[Instructions to follow]: Rewrite all of the data below with "EmployeeStatus.java" swapped for "AgentStatus.java" wherever it appears, and leave everything else unchanged.
## Start Data entries
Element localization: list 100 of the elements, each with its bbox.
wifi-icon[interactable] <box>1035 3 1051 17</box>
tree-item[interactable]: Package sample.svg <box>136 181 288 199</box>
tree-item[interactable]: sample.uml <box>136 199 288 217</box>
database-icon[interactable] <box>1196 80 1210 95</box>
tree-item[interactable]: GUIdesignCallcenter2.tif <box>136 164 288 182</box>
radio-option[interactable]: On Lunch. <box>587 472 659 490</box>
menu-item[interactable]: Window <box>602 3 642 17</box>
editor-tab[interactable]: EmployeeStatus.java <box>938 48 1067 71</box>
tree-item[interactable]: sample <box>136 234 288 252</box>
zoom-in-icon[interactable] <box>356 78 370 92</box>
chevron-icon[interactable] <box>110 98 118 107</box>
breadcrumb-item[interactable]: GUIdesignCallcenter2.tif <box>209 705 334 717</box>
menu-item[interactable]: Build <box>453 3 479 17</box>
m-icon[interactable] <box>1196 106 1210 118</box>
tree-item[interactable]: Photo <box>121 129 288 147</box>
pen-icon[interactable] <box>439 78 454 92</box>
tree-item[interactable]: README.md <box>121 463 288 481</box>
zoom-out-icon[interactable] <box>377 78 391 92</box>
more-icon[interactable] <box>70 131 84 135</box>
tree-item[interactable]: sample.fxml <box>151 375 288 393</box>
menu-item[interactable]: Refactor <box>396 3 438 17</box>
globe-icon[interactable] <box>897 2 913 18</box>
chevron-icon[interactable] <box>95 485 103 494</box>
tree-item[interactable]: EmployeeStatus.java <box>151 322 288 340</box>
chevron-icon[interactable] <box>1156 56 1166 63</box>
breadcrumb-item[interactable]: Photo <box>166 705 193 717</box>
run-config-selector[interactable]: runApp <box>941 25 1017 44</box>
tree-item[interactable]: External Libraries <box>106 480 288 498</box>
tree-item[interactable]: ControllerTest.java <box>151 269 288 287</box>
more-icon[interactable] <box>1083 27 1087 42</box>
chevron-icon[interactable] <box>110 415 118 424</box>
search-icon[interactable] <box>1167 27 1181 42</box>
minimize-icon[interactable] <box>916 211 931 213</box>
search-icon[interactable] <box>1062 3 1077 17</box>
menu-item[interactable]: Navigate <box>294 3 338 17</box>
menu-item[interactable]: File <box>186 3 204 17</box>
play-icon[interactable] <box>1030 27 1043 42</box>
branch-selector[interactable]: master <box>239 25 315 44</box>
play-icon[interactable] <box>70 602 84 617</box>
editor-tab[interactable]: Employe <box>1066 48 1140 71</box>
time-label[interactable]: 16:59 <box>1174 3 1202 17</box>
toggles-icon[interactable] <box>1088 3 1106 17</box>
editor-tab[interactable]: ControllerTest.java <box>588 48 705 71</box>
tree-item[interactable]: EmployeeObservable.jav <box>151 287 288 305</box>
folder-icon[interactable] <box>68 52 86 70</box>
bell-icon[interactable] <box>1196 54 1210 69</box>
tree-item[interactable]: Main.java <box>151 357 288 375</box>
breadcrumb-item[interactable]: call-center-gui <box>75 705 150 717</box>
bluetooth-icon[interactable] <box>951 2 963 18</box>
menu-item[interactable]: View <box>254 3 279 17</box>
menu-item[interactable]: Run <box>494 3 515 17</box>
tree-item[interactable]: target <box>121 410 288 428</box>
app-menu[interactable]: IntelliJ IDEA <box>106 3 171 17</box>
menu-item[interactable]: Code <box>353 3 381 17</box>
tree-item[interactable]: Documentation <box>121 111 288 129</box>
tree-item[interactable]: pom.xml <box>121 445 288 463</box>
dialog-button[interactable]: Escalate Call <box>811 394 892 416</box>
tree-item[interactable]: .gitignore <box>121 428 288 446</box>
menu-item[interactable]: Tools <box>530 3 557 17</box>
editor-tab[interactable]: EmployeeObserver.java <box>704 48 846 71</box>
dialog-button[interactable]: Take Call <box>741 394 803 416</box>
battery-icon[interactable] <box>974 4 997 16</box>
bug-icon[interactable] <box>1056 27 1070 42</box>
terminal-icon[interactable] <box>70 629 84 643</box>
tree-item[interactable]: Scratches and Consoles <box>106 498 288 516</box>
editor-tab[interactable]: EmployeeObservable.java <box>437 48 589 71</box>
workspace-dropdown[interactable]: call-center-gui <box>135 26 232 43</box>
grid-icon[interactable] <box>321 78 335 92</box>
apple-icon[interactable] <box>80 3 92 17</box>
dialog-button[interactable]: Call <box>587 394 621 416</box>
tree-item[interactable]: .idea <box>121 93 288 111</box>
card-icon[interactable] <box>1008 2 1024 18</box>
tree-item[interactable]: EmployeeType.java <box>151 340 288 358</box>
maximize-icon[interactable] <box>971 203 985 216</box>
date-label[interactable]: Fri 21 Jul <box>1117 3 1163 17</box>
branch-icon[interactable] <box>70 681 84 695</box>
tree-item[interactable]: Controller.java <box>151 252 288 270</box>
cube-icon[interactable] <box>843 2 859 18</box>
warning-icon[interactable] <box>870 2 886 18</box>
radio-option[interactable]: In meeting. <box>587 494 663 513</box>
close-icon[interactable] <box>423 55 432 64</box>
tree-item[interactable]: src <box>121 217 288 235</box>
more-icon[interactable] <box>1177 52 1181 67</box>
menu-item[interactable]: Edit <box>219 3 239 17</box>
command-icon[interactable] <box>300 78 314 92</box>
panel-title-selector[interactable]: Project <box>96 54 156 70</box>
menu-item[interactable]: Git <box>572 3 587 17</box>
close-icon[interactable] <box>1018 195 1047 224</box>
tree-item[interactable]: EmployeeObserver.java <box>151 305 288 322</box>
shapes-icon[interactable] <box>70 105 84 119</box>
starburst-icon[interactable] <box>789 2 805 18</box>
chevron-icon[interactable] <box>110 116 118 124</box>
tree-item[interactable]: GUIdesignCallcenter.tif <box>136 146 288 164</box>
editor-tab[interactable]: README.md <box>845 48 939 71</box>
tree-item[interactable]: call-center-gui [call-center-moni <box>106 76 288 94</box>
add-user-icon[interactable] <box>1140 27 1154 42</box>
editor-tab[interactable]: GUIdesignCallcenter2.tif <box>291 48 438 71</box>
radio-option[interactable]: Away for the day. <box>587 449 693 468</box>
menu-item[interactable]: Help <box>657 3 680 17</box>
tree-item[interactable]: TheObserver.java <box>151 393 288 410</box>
## End Data entries
[Output]:
Element localization: list 100 of the elements, each with its bbox.
wifi-icon[interactable] <box>1035 3 1051 17</box>
tree-item[interactable]: Package sample.svg <box>136 181 288 199</box>
tree-item[interactable]: sample.uml <box>136 199 288 217</box>
database-icon[interactable] <box>1196 80 1210 95</box>
tree-item[interactable]: GUIdesignCallcenter2.tif <box>136 164 288 182</box>
radio-option[interactable]: On Lunch. <box>587 472 659 490</box>
menu-item[interactable]: Window <box>602 3 642 17</box>
editor-tab[interactable]: AgentStatus.java <box>938 48 1067 71</box>
tree-item[interactable]: sample <box>136 234 288 252</box>
zoom-in-icon[interactable] <box>356 78 370 92</box>
chevron-icon[interactable] <box>110 98 118 107</box>
breadcrumb-item[interactable]: GUIdesignCallcenter2.tif <box>209 705 334 717</box>
menu-item[interactable]: Build <box>453 3 479 17</box>
m-icon[interactable] <box>1196 106 1210 118</box>
tree-item[interactable]: Photo <box>121 129 288 147</box>
pen-icon[interactable] <box>439 78 454 92</box>
tree-item[interactable]: README.md <box>121 463 288 481</box>
zoom-out-icon[interactable] <box>377 78 391 92</box>
more-icon[interactable] <box>70 131 84 135</box>
tree-item[interactable]: sample.fxml <box>151 375 288 393</box>
menu-item[interactable]: Refactor <box>396 3 438 17</box>
globe-icon[interactable] <box>897 2 913 18</box>
chevron-icon[interactable] <box>95 485 103 494</box>
tree-item[interactable]: AgentStatus.java <box>151 322 288 340</box>
chevron-icon[interactable] <box>1156 56 1166 63</box>
breadcrumb-item[interactable]: Photo <box>166 705 193 717</box>
run-config-selector[interactable]: runApp <box>941 25 1017 44</box>
tree-item[interactable]: External Libraries <box>106 480 288 498</box>
tree-item[interactable]: ControllerTest.java <box>151 269 288 287</box>
more-icon[interactable] <box>1083 27 1087 42</box>
chevron-icon[interactable] <box>110 415 118 424</box>
search-icon[interactable] <box>1167 27 1181 42</box>
minimize-icon[interactable] <box>916 211 931 213</box>
search-icon[interactable] <box>1062 3 1077 17</box>
menu-item[interactable]: Navigate <box>294 3 338 17</box>
menu-item[interactable]: File <box>186 3 204 17</box>
play-icon[interactable] <box>1030 27 1043 42</box>
branch-selector[interactable]: master <box>239 25 315 44</box>
play-icon[interactable] <box>70 602 84 617</box>
editor-tab[interactable]: Employe <box>1066 48 1140 71</box>
time-label[interactable]: 16:59 <box>1174 3 1202 17</box>
toggles-icon[interactable] <box>1088 3 1106 17</box>
editor-tab[interactable]: ControllerTest.java <box>588 48 705 71</box>
tree-item[interactable]: EmployeeObservable.jav <box>151 287 288 305</box>
folder-icon[interactable] <box>68 52 86 70</box>
bell-icon[interactable] <box>1196 54 1210 69</box>
tree-item[interactable]: Main.java <box>151 357 288 375</box>
breadcrumb-item[interactable]: call-center-gui <box>75 705 150 717</box>
bluetooth-icon[interactable] <box>951 2 963 18</box>
menu-item[interactable]: View <box>254 3 279 17</box>
menu-item[interactable]: Run <box>494 3 515 17</box>
tree-item[interactable]: target <box>121 410 288 428</box>
app-menu[interactable]: IntelliJ IDEA <box>106 3 171 17</box>
menu-item[interactable]: Code <box>353 3 381 17</box>
tree-item[interactable]: Documentation <box>121 111 288 129</box>
tree-item[interactable]: pom.xml <box>121 445 288 463</box>
dialog-button[interactable]: Escalate Call <box>811 394 892 416</box>
tree-item[interactable]: .gitignore <box>121 428 288 446</box>
menu-item[interactable]: Tools <box>530 3 557 17</box>
editor-tab[interactable]: EmployeeObserver.java <box>704 48 846 71</box>
dialog-button[interactable]: Take Call <box>741 394 803 416</box>
battery-icon[interactable] <box>974 4 997 16</box>
bug-icon[interactable] <box>1056 27 1070 42</box>
terminal-icon[interactable] <box>70 629 84 643</box>
tree-item[interactable]: Scratches and Consoles <box>106 498 288 516</box>
editor-tab[interactable]: EmployeeObservable.java <box>437 48 589 71</box>
workspace-dropdown[interactable]: call-center-gui <box>135 26 232 43</box>
grid-icon[interactable] <box>321 78 335 92</box>
apple-icon[interactable] <box>80 3 92 17</box>
dialog-button[interactable]: Call <box>587 394 621 416</box>
tree-item[interactable]: .idea <box>121 93 288 111</box>
card-icon[interactable] <box>1008 2 1024 18</box>
tree-item[interactable]: EmployeeType.java <box>151 340 288 358</box>
maximize-icon[interactable] <box>971 203 985 216</box>
date-label[interactable]: Fri 21 Jul <box>1117 3 1163 17</box>
branch-icon[interactable] <box>70 681 84 695</box>
tree-item[interactable]: Controller.java <box>151 252 288 270</box>
cube-icon[interactable] <box>843 2 859 18</box>
warning-icon[interactable] <box>870 2 886 18</box>
radio-option[interactable]: In meeting. <box>587 494 663 513</box>
close-icon[interactable] <box>423 55 432 64</box>
tree-item[interactable]: src <box>121 217 288 235</box>
more-icon[interactable] <box>1177 52 1181 67</box>
menu-item[interactable]: Edit <box>219 3 239 17</box>
command-icon[interactable] <box>300 78 314 92</box>
panel-title-selector[interactable]: Project <box>96 54 156 70</box>
menu-item[interactable]: Git <box>572 3 587 17</box>
close-icon[interactable] <box>1018 195 1047 224</box>
tree-item[interactable]: EmployeeObserver.java <box>151 305 288 322</box>
shapes-icon[interactable] <box>70 105 84 119</box>
starburst-icon[interactable] <box>789 2 805 18</box>
chevron-icon[interactable] <box>110 116 118 124</box>
tree-item[interactable]: GUIdesignCallcenter.tif <box>136 146 288 164</box>
editor-tab[interactable]: README.md <box>845 48 939 71</box>
tree-item[interactable]: call-center-gui [call-center-moni <box>106 76 288 94</box>
add-user-icon[interactable] <box>1140 27 1154 42</box>
editor-tab[interactable]: GUIdesignCallcenter2.tif <box>291 48 438 71</box>
radio-option[interactable]: Away for the day. <box>587 449 693 468</box>
menu-item[interactable]: Help <box>657 3 680 17</box>
tree-item[interactable]: TheObserver.java <box>151 393 288 410</box>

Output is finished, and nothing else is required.